── DATA EXTRACT ──

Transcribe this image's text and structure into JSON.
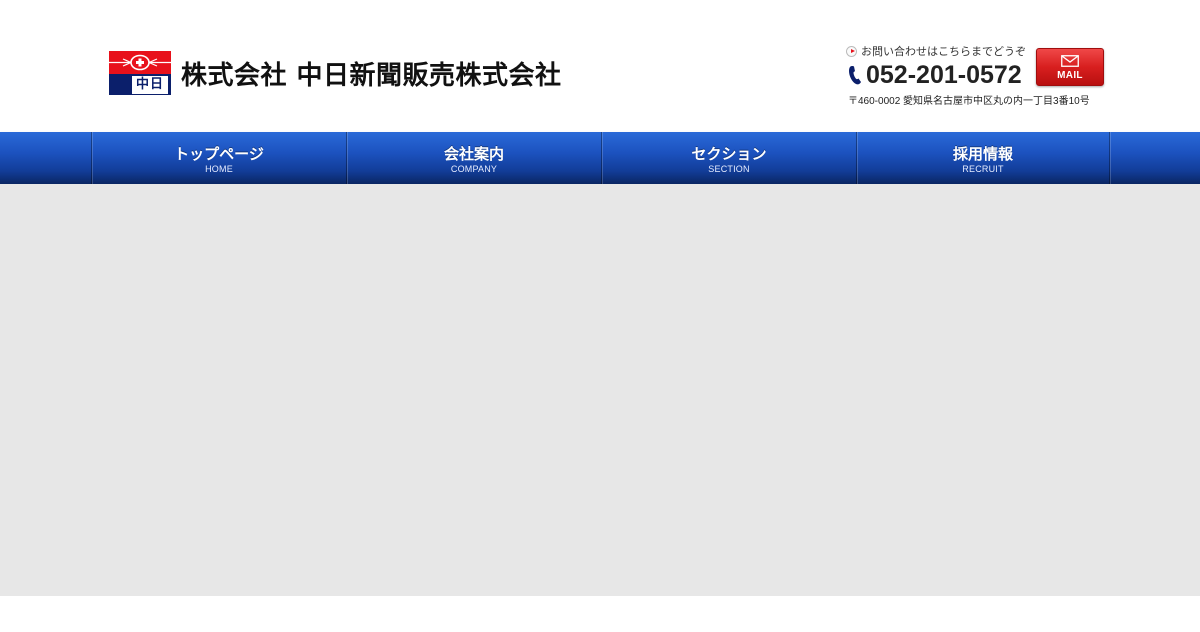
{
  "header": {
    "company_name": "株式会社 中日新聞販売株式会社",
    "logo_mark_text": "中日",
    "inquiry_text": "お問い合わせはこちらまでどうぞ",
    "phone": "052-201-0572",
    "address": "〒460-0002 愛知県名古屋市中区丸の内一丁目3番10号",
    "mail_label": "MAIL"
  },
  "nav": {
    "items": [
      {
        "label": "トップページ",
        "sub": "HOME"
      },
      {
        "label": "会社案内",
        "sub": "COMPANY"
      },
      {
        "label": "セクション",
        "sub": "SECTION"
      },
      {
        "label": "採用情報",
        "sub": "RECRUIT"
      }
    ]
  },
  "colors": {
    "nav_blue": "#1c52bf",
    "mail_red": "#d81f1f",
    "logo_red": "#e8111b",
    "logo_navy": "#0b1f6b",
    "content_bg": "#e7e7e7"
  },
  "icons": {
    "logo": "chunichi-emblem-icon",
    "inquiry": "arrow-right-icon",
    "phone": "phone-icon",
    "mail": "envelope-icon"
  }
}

───
── DATA EXTRACT ──

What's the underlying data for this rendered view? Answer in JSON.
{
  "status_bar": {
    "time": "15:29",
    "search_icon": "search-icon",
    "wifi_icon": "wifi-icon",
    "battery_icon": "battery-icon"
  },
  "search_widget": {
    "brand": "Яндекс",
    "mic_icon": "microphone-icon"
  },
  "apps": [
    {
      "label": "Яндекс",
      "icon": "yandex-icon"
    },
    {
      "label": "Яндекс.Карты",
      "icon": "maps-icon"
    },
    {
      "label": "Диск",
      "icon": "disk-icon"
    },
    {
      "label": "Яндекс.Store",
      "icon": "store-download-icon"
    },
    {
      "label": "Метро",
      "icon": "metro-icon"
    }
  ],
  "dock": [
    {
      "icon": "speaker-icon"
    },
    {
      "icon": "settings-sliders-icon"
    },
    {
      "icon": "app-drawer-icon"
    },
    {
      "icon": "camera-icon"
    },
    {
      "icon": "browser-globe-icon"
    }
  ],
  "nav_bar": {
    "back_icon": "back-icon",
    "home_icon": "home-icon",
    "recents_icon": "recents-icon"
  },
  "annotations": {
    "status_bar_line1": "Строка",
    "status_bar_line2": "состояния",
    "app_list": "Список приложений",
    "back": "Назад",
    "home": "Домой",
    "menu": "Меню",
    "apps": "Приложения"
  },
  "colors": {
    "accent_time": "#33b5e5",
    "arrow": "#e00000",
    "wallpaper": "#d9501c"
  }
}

───

> _INSTRUCTIONS TO FOLLOW_: Filter out every line that lacks the word "arrow", and copy the rest.

> _ANSWER TO THE EXERCISE_:
    "inquiry": "arrow-right-icon",
    "arrow": "#e00000",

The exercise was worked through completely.